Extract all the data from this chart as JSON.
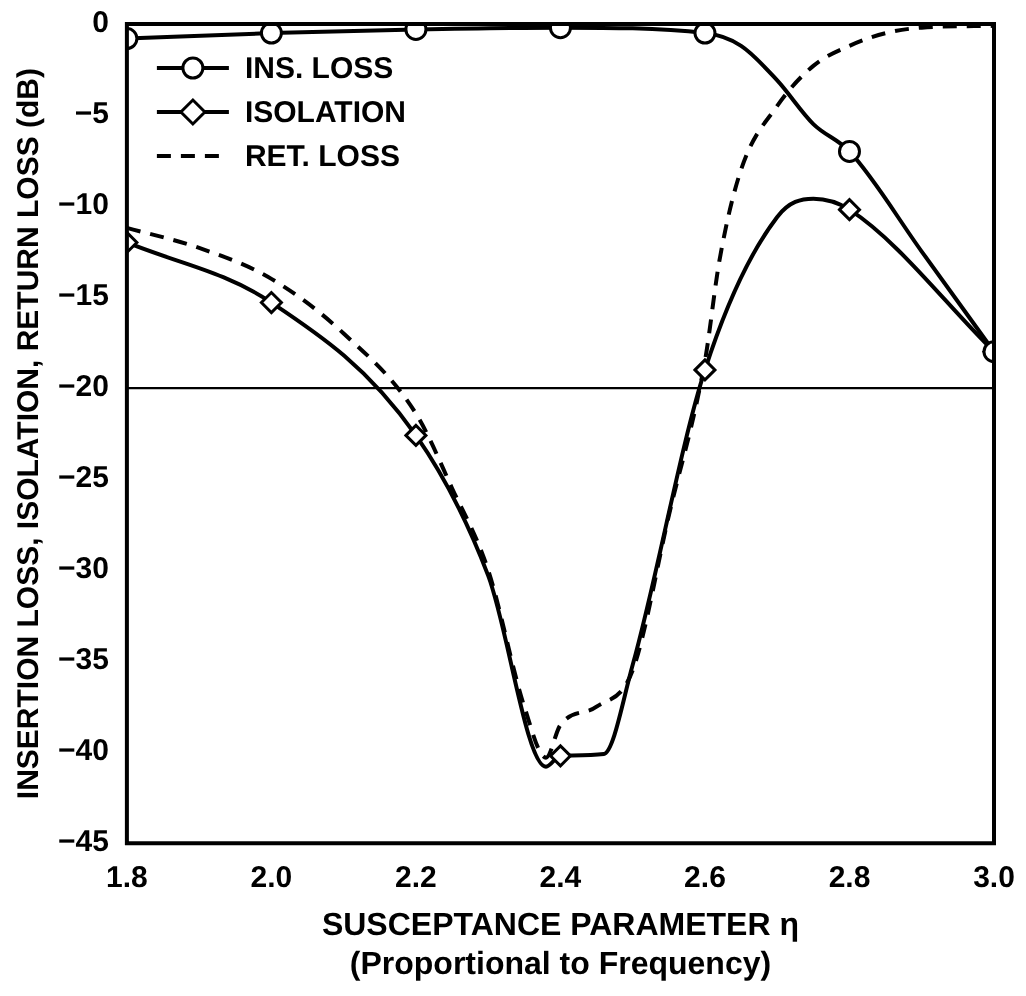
{
  "chart_data": {
    "type": "line",
    "xlabel": "SUSCEPTANCE PARAMETER η",
    "ylabel": "INSERTION LOSS, ISOLATION, RETURN LOSS (dB)",
    "annotations": [
      "(Proportional to Frequency)"
    ],
    "xlim": [
      1.8,
      3.0
    ],
    "xticks": [
      {
        "value": 1.8,
        "label": "1.8"
      },
      {
        "value": 2.0,
        "label": "2.0"
      },
      {
        "value": 2.2,
        "label": "2.2"
      },
      {
        "value": 2.4,
        "label": "2.4"
      },
      {
        "value": 2.6,
        "label": "2.6"
      },
      {
        "value": 2.8,
        "label": "2.8"
      },
      {
        "value": 3.0,
        "label": "3.0"
      }
    ],
    "ylim": [
      -45,
      0
    ],
    "yticks": [
      -45,
      -40,
      -35,
      -30,
      -25,
      -20,
      -15,
      -10,
      -5,
      0
    ],
    "grid": false,
    "legend": "top left",
    "ref_lines": [
      {
        "axis": "y",
        "value": -20,
        "color": "#000000"
      }
    ],
    "series": [
      {
        "name": "INS. LOSS",
        "color": "#000000",
        "marker": "circle",
        "line_style": "solid",
        "x": [
          1.8,
          2.0,
          2.2,
          2.4,
          2.6,
          2.65,
          2.7,
          2.75,
          2.8,
          2.9,
          3.0
        ],
        "values": [
          -0.8,
          -0.5,
          -0.3,
          -0.2,
          -0.5,
          -1.2,
          -3.1,
          -5.5,
          -7,
          -12.5,
          -18
        ]
      },
      {
        "name": "ISOLATION",
        "color": "#000000",
        "marker": "diamond",
        "line_style": "solid",
        "x": [
          1.8,
          2.0,
          2.2,
          2.3,
          2.38,
          2.4,
          2.46,
          2.5,
          2.6,
          2.7,
          2.75,
          2.8,
          3.0
        ],
        "values": [
          -12,
          -15.3,
          -22.6,
          -30.3,
          -40.8,
          -40.2,
          -40.1,
          -35.2,
          -19,
          -10.6,
          -9.6,
          -10.2,
          -18
        ]
      },
      {
        "name": "RET. LOSS",
        "color": "#000000",
        "marker": "none",
        "line_style": "dashed",
        "x": [
          1.8,
          1.9,
          2.0,
          2.1,
          2.2,
          2.25,
          2.3,
          2.35,
          2.38,
          2.4,
          2.45,
          2.5,
          2.55,
          2.6,
          2.62,
          2.65,
          2.7,
          2.75,
          2.8,
          2.85,
          2.9,
          3.0
        ],
        "values": [
          -11.2,
          -12.3,
          -14,
          -17,
          -21.4,
          -25.5,
          -30,
          -37.5,
          -40.3,
          -38.5,
          -37.5,
          -35.5,
          -27,
          -18.5,
          -13,
          -8,
          -4.5,
          -2.3,
          -1.2,
          -0.5,
          -0.2,
          -0.1
        ]
      }
    ]
  }
}
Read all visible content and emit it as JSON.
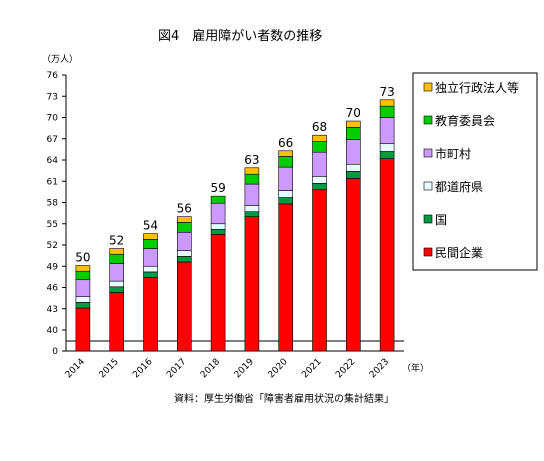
{
  "chart_data": {
    "type": "bar",
    "stacked": true,
    "title": "図4　雇用障がい者数の推移",
    "ylabel": "（万人）",
    "xlabel": "（年）",
    "source": "資料：厚生労働省「障害者雇用状況の集計結果」",
    "categories": [
      "2014",
      "2015",
      "2016",
      "2017",
      "2018",
      "2019",
      "2020",
      "2021",
      "2022",
      "2023"
    ],
    "yticks": [
      "0",
      "40",
      "43",
      "46",
      "49",
      "52",
      "55",
      "58",
      "61",
      "64",
      "67",
      "70",
      "73",
      "76"
    ],
    "axis_break": true,
    "ylim": [
      40,
      76
    ],
    "totals": [
      "50",
      "52",
      "54",
      "56",
      "59",
      "63",
      "66",
      "68",
      "70",
      "73"
    ],
    "series": [
      {
        "name": "民間企業",
        "color": "#FF0000",
        "values": [
          43.1,
          45.3,
          47.4,
          49.6,
          53.5,
          56.0,
          57.8,
          59.8,
          61.4,
          64.2
        ]
      },
      {
        "name": "国",
        "color": "#009944",
        "values": [
          0.8,
          0.8,
          0.8,
          0.8,
          0.7,
          0.7,
          0.9,
          0.9,
          1.0,
          1.0
        ]
      },
      {
        "name": "都道府県",
        "color": "#E8FAFF",
        "values": [
          0.8,
          0.8,
          0.8,
          0.8,
          0.8,
          0.9,
          1.0,
          1.0,
          1.0,
          1.1
        ]
      },
      {
        "name": "市町村",
        "color": "#CC99FF",
        "values": [
          2.4,
          2.5,
          2.5,
          2.6,
          2.9,
          3.0,
          3.3,
          3.4,
          3.5,
          3.7
        ]
      },
      {
        "name": "教育委員会",
        "color": "#00CC00",
        "values": [
          1.2,
          1.3,
          1.3,
          1.4,
          1.0,
          1.4,
          1.5,
          1.5,
          1.7,
          1.6
        ]
      },
      {
        "name": "独立行政法人等",
        "color": "#FFC000",
        "values": [
          0.8,
          0.8,
          0.8,
          0.8,
          0.0,
          0.9,
          0.8,
          0.9,
          0.9,
          0.9
        ]
      }
    ],
    "legend": [
      "独立行政法人等",
      "教育委員会",
      "市町村",
      "都道府県",
      "国",
      "民間企業"
    ],
    "grid": false
  }
}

Task statement | Within the listing, how many lines hold the word "name"? Only the number is to be given.

Answer to this exercise | 9